[Layout entries based on images]
▬▬▬▬▬▬

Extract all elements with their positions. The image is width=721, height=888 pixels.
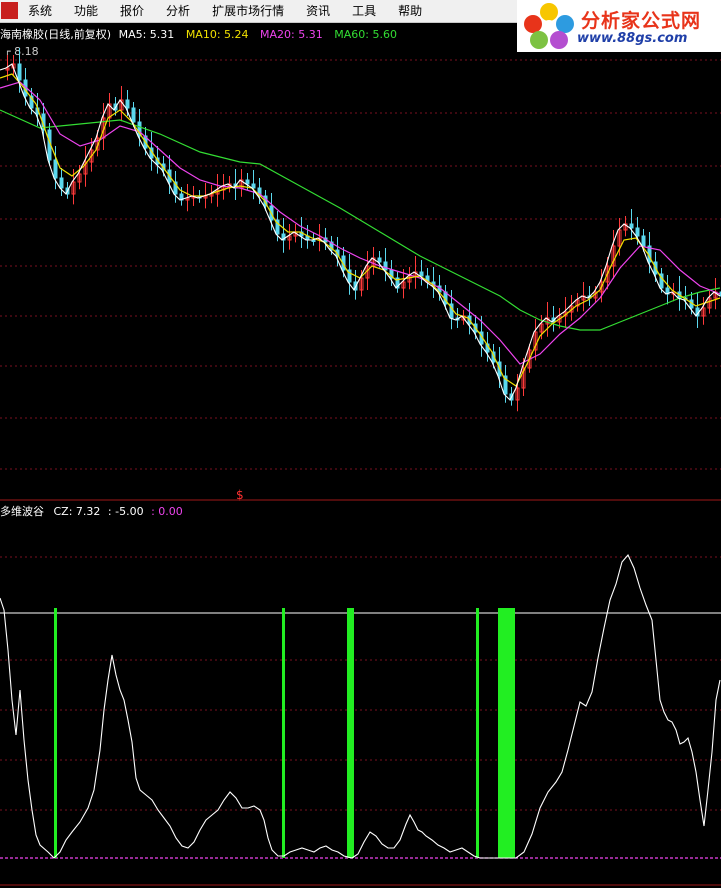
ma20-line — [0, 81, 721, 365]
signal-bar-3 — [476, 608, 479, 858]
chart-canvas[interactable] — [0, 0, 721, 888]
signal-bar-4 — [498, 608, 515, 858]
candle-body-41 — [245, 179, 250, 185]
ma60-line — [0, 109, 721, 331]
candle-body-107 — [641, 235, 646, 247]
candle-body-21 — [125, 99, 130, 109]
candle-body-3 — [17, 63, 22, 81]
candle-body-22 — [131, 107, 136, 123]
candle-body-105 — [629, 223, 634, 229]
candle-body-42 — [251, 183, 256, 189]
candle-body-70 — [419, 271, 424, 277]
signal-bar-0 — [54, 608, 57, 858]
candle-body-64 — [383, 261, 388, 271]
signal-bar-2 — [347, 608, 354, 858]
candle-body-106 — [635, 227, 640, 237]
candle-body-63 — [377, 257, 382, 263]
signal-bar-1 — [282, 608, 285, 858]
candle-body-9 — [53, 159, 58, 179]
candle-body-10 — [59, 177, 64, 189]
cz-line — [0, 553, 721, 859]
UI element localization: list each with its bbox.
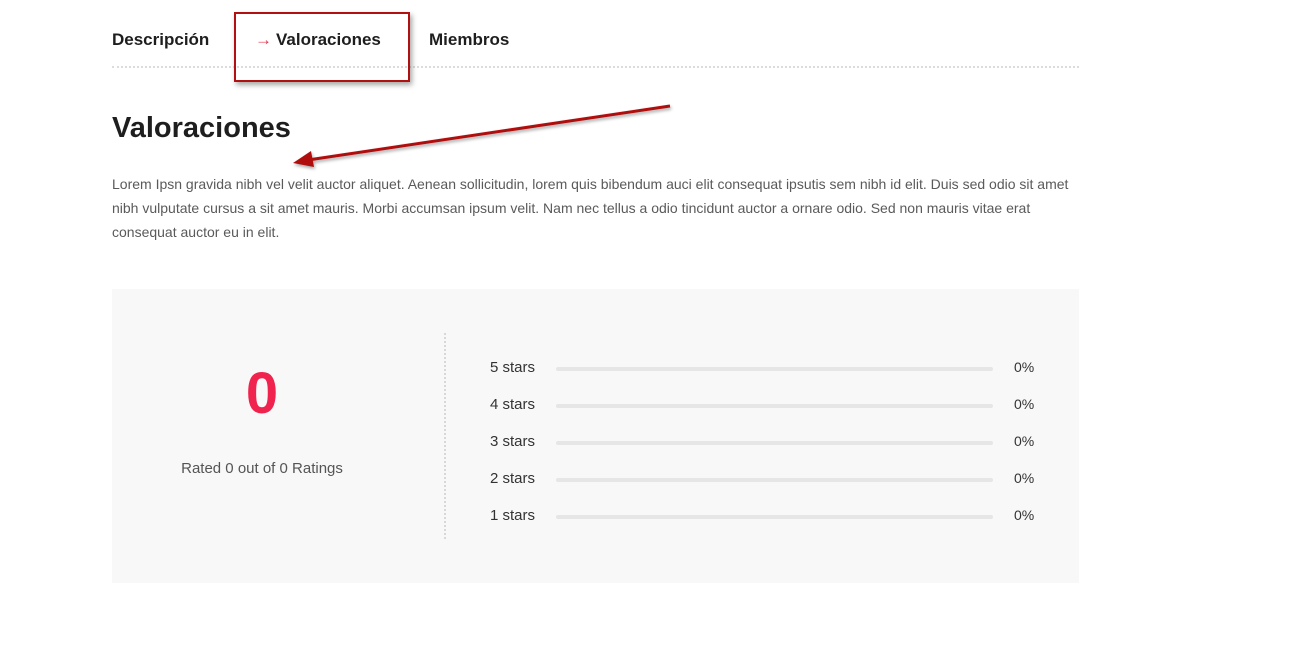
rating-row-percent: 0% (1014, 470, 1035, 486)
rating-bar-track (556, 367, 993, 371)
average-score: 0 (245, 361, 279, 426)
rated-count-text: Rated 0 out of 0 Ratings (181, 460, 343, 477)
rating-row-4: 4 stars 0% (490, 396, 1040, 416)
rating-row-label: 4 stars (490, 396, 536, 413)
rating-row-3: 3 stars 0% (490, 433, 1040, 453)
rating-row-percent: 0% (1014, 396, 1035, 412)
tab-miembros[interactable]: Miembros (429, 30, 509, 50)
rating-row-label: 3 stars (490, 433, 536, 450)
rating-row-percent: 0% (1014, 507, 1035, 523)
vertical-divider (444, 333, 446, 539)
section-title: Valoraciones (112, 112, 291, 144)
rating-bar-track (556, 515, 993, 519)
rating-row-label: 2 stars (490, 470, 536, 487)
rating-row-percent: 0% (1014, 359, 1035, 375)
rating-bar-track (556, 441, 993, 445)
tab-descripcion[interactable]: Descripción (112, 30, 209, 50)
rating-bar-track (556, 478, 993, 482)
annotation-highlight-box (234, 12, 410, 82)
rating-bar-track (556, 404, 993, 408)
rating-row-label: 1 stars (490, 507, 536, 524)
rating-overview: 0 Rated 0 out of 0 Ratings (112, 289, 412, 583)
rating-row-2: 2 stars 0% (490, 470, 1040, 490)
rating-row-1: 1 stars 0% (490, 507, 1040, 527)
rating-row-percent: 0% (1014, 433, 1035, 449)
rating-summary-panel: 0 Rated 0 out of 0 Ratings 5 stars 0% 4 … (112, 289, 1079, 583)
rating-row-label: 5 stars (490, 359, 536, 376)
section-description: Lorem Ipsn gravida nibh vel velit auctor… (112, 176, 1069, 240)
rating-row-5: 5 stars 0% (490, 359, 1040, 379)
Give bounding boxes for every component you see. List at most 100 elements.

▬▬▬▬▬▬

[WHAT TO WORK ON] Recast all the entries above as a Markdown table with two columns, "Row" and "Entry line," giving each line its own numbered row. Skip blank lines and leave the pictures out.

[ANSWER]
| Row | Entry line |
|---|---|
| 1 | Extract all elements with their positions. The image is width=721, height=888 pixels. |
| 2 | ma20-line — [0, 81, 721, 365] |
| 3 | signal-bar-3 — [476, 608, 479, 858] |
| 4 | chart-canvas[interactable] — [0, 0, 721, 888] |
| 5 | signal-bar-4 — [498, 608, 515, 858] |
| 6 | candle-body-41 — [245, 179, 250, 185] |
| 7 | ma60-line — [0, 109, 721, 331] |
| 8 | candle-body-107 — [641, 235, 646, 247] |
| 9 | candle-body-21 — [125, 99, 130, 109] |
| 10 | candle-body-3 — [17, 63, 22, 81] |
| 11 | candle-body-22 — [131, 107, 136, 123] |
| 12 | candle-body-105 — [629, 223, 634, 229] |
| 13 | candle-body-42 — [251, 183, 256, 189] |
| 14 | candle-body-70 — [419, 271, 424, 277] |
| 15 | signal-bar-0 — [54, 608, 57, 858] |
| 16 | candle-body-64 — [383, 261, 388, 271] |
| 17 | signal-bar-2 — [347, 608, 354, 858] |
| 18 | candle-body-106 — [635, 227, 640, 237] |
| 19 | candle-body-63 — [377, 257, 382, 263] |
| 20 | signal-bar-1 — [282, 608, 285, 858] |
| 21 | candle-body-9 — [53, 159, 58, 179] |
| 22 | candle-body-10 — [59, 177, 64, 189] |
| 23 | cz-line — [0, 553, 721, 859] |
| 24 | UI element localization: list each with its bbox. |
| 25 | rating-row-percent: 0% (1014, 470, 1035, 486) |
| 26 | rating-bar-track (556, 367, 993, 371) |
| 27 | average-score: 0 (245, 361, 279, 426) |
| 28 | rated-count-text: Rated 0 out of 0 Ratings (181, 460, 343, 477) |
| 29 | rating-row-4: 4 stars 0% (490, 396, 1040, 416) |
| 30 | rating-row-label: 4 stars (490, 396, 536, 413) |
| 31 | rating-row-3: 3 stars 0% (490, 433, 1040, 453) |
| 32 | rating-row-percent: 0% (1014, 396, 1035, 412) |
| 33 | tab-miembros[interactable]: Miembros (429, 30, 509, 50) |
| 34 | rating-row-label: 3 stars (490, 433, 536, 450) |
| 35 | rating-row-percent: 0% (1014, 507, 1035, 523) |
| 36 | vertical-divider (444, 333, 446, 539) |
| 37 | section-title: Valoraciones (112, 112, 291, 144) |
| 38 | rating-bar-track (556, 515, 993, 519) |
| 39 | rating-row-label: 2 stars (490, 470, 536, 487) |
| 40 | rating-row-percent: 0% (1014, 359, 1035, 375) |
| 41 | rating-bar-track (556, 441, 993, 445) |
| 42 | tab-descripcion[interactable]: Descripción (112, 30, 209, 50) |
| 43 | rating-bar-track (556, 478, 993, 482) |
| 44 | annotation-highlight-box (234, 12, 410, 82) |
| 45 | rating-bar-track (556, 404, 993, 408) |
| 46 | rating-row-label: 1 stars (490, 507, 536, 524) |
| 47 | rating-overview: 0 Rated 0 out of 0 Ratings (112, 289, 412, 583) |
| 48 | rating-row-2: 2 stars 0% (490, 470, 1040, 490) |
| 49 | rating-row-1: 1 stars 0% (490, 507, 1040, 527) |
| 50 | rating-row-percent: 0% (1014, 433, 1035, 449) |
| 51 | rating-summary-panel: 0 Rated 0 out of 0 Ratings 5 stars 0% 4 … (112, 289, 1079, 583) |
| 52 | rating-row-label: 5 stars (490, 359, 536, 376) |
| 53 | section-description: Lorem Ipsn gravida nibh vel velit auctor… (112, 176, 1069, 240) |
| 54 | rating-row-5: 5 stars 0% (490, 359, 1040, 379) |
| 55 | Give bounding boxes for every component you see. List at most 100 elements. |